• _Listed entries_:
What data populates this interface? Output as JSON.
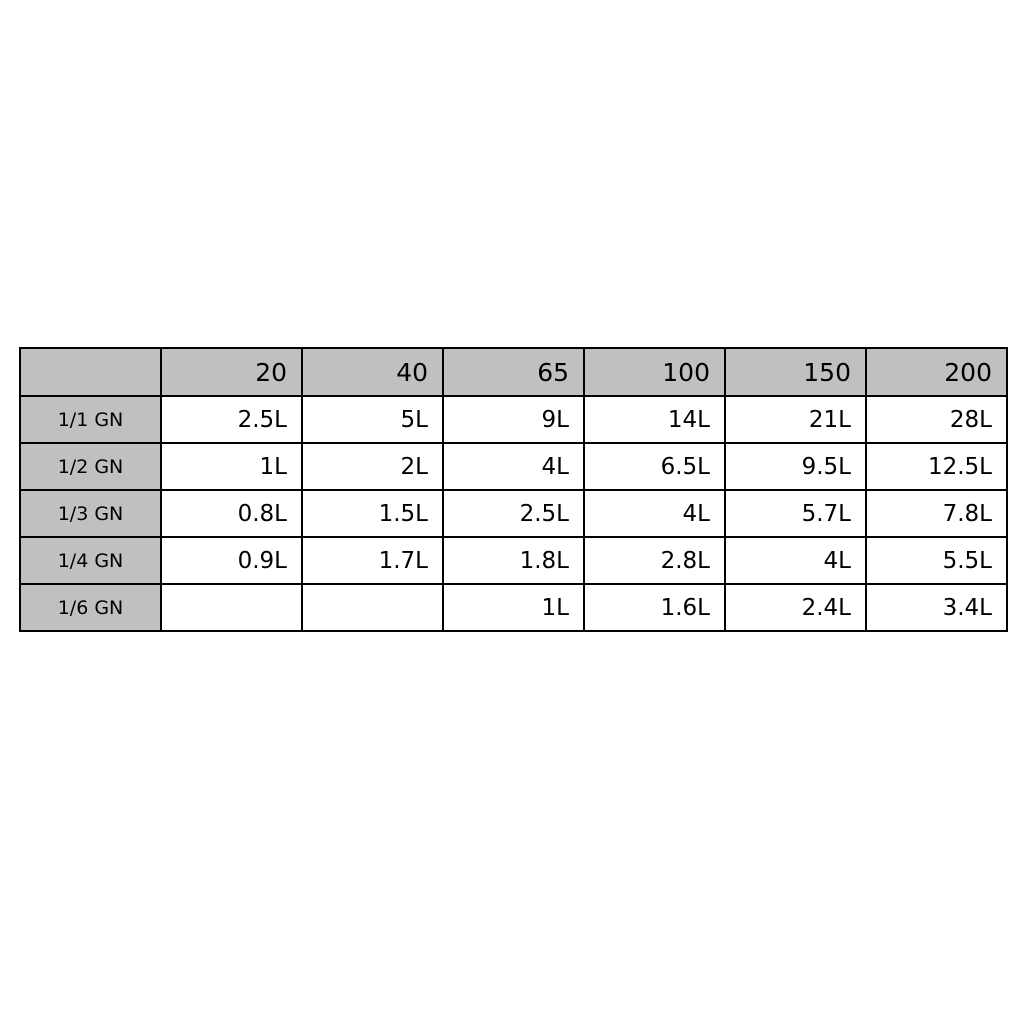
{
  "table": {
    "corner": "",
    "columns": [
      "20",
      "40",
      "65",
      "100",
      "150",
      "200"
    ],
    "rows": [
      {
        "label": "1/1 GN",
        "cells": [
          "2.5L",
          "5L",
          "9L",
          "14L",
          "21L",
          "28L"
        ]
      },
      {
        "label": "1/2 GN",
        "cells": [
          "1L",
          "2L",
          "4L",
          "6.5L",
          "9.5L",
          "12.5L"
        ]
      },
      {
        "label": "1/3 GN",
        "cells": [
          "0.8L",
          "1.5L",
          "2.5L",
          "4L",
          "5.7L",
          "7.8L"
        ]
      },
      {
        "label": "1/4 GN",
        "cells": [
          "0.9L",
          "1.7L",
          "1.8L",
          "2.8L",
          "4L",
          "5.5L"
        ]
      },
      {
        "label": "1/6 GN",
        "cells": [
          "",
          "",
          "1L",
          "1.6L",
          "2.4L",
          "3.4L"
        ]
      }
    ]
  },
  "colors": {
    "header_bg": "#c0c0c0",
    "border": "#000000"
  }
}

• _Task details_: Write the records out once more, exactly as they appear, with no pictures.

• _The output_:
What data populates this interface? Output as JSON.
{
  "table": {
    "corner": "",
    "columns": [
      "20",
      "40",
      "65",
      "100",
      "150",
      "200"
    ],
    "rows": [
      {
        "label": "1/1 GN",
        "cells": [
          "2.5L",
          "5L",
          "9L",
          "14L",
          "21L",
          "28L"
        ]
      },
      {
        "label": "1/2 GN",
        "cells": [
          "1L",
          "2L",
          "4L",
          "6.5L",
          "9.5L",
          "12.5L"
        ]
      },
      {
        "label": "1/3 GN",
        "cells": [
          "0.8L",
          "1.5L",
          "2.5L",
          "4L",
          "5.7L",
          "7.8L"
        ]
      },
      {
        "label": "1/4 GN",
        "cells": [
          "0.9L",
          "1.7L",
          "1.8L",
          "2.8L",
          "4L",
          "5.5L"
        ]
      },
      {
        "label": "1/6 GN",
        "cells": [
          "",
          "",
          "1L",
          "1.6L",
          "2.4L",
          "3.4L"
        ]
      }
    ]
  },
  "colors": {
    "header_bg": "#c0c0c0",
    "border": "#000000"
  }
}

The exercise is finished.